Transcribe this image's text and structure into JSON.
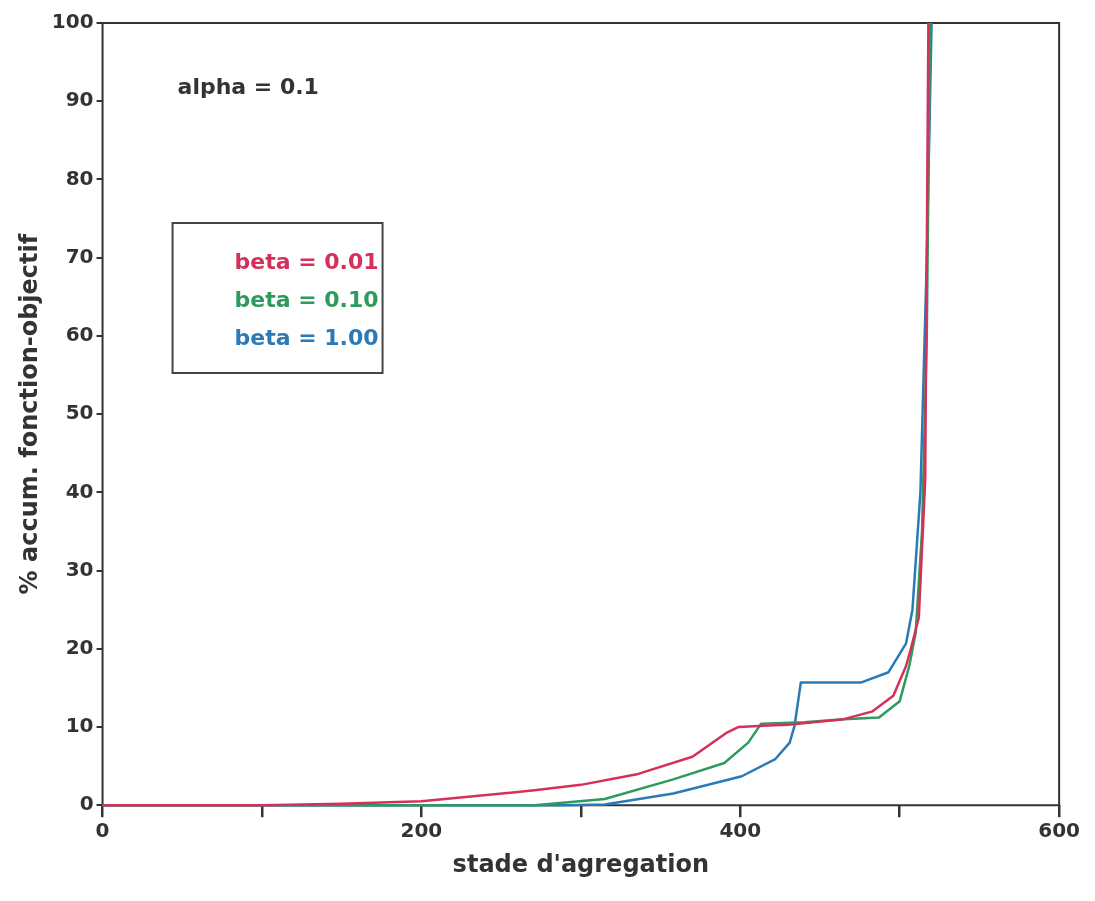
{
  "chart_data": {
    "type": "line",
    "xlabel": "stade d'agregation",
    "ylabel": "% accum. fonction-objectif",
    "annotations": [
      "alpha = 0.1"
    ],
    "legend": "top left",
    "grid": false,
    "marker": "none",
    "line_style": "solid",
    "xlim": [
      0,
      600
    ],
    "xticks": [
      0,
      {
        "value": 100,
        "label": null
      },
      200,
      {
        "value": 300,
        "label": null
      },
      400,
      {
        "value": 500,
        "label": null
      },
      600
    ],
    "ylim": [
      0,
      100
    ],
    "yticks": [
      0,
      10,
      20,
      30,
      40,
      50,
      60,
      70,
      80,
      90,
      100
    ],
    "series": [
      {
        "name": "beta = 0.01",
        "color": "#d6305a",
        "x": [
          0,
          100,
          150,
          200,
          271,
          300,
          336,
          370,
          391,
          399,
          430,
          465,
          483,
          496,
          504,
          507,
          512,
          516,
          518
        ],
        "values": [
          0,
          0,
          0.2,
          0.5,
          1.9,
          2.6,
          4.0,
          6.2,
          9.2,
          10,
          10.3,
          11,
          12,
          14,
          17.8,
          20,
          24,
          41.6,
          100
        ]
      },
      {
        "name": "beta = 0.10",
        "color": "#2e9a5e",
        "x": [
          0,
          271,
          315,
          358,
          390,
          405,
          413,
          440,
          465,
          487,
          500,
          506,
          510,
          514,
          517,
          519
        ],
        "values": [
          0,
          0,
          0.8,
          3.3,
          5.4,
          8,
          10.4,
          10.6,
          11,
          11.2,
          13.3,
          17.8,
          22,
          35,
          60,
          100
        ]
      },
      {
        "name": "beta = 1.00",
        "color": "#2a7ab8",
        "x": [
          0,
          290,
          315,
          358,
          401,
          422,
          431,
          434,
          438,
          476,
          493,
          504,
          508,
          513,
          517,
          520
        ],
        "values": [
          0,
          0,
          0.1,
          1.5,
          3.7,
          5.9,
          8,
          10.1,
          15.7,
          15.7,
          17,
          20.7,
          25,
          40,
          70,
          100
        ]
      }
    ]
  }
}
══════════════════════════════
> _TASK DESCRIPTION_
The records above are to be quoted exactly, with all pictures left out.

> _ANSWER FOR THE TASK_
Transcribe this image's text and structure into JSON.
{
  "chart_data": {
    "type": "line",
    "xlabel": "stade d'agregation",
    "ylabel": "% accum. fonction-objectif",
    "annotations": [
      "alpha = 0.1"
    ],
    "legend": "top left",
    "grid": false,
    "marker": "none",
    "line_style": "solid",
    "xlim": [
      0,
      600
    ],
    "xticks": [
      0,
      {
        "value": 100,
        "label": null
      },
      200,
      {
        "value": 300,
        "label": null
      },
      400,
      {
        "value": 500,
        "label": null
      },
      600
    ],
    "ylim": [
      0,
      100
    ],
    "yticks": [
      0,
      10,
      20,
      30,
      40,
      50,
      60,
      70,
      80,
      90,
      100
    ],
    "series": [
      {
        "name": "beta = 0.01",
        "color": "#d6305a",
        "x": [
          0,
          100,
          150,
          200,
          271,
          300,
          336,
          370,
          391,
          399,
          430,
          465,
          483,
          496,
          504,
          507,
          512,
          516,
          518
        ],
        "values": [
          0,
          0,
          0.2,
          0.5,
          1.9,
          2.6,
          4.0,
          6.2,
          9.2,
          10,
          10.3,
          11,
          12,
          14,
          17.8,
          20,
          24,
          41.6,
          100
        ]
      },
      {
        "name": "beta = 0.10",
        "color": "#2e9a5e",
        "x": [
          0,
          271,
          315,
          358,
          390,
          405,
          413,
          440,
          465,
          487,
          500,
          506,
          510,
          514,
          517,
          519
        ],
        "values": [
          0,
          0,
          0.8,
          3.3,
          5.4,
          8,
          10.4,
          10.6,
          11,
          11.2,
          13.3,
          17.8,
          22,
          35,
          60,
          100
        ]
      },
      {
        "name": "beta = 1.00",
        "color": "#2a7ab8",
        "x": [
          0,
          290,
          315,
          358,
          401,
          422,
          431,
          434,
          438,
          476,
          493,
          504,
          508,
          513,
          517,
          520
        ],
        "values": [
          0,
          0,
          0.1,
          1.5,
          3.7,
          5.9,
          8,
          10.1,
          15.7,
          15.7,
          17,
          20.7,
          25,
          40,
          70,
          100
        ]
      }
    ]
  }
}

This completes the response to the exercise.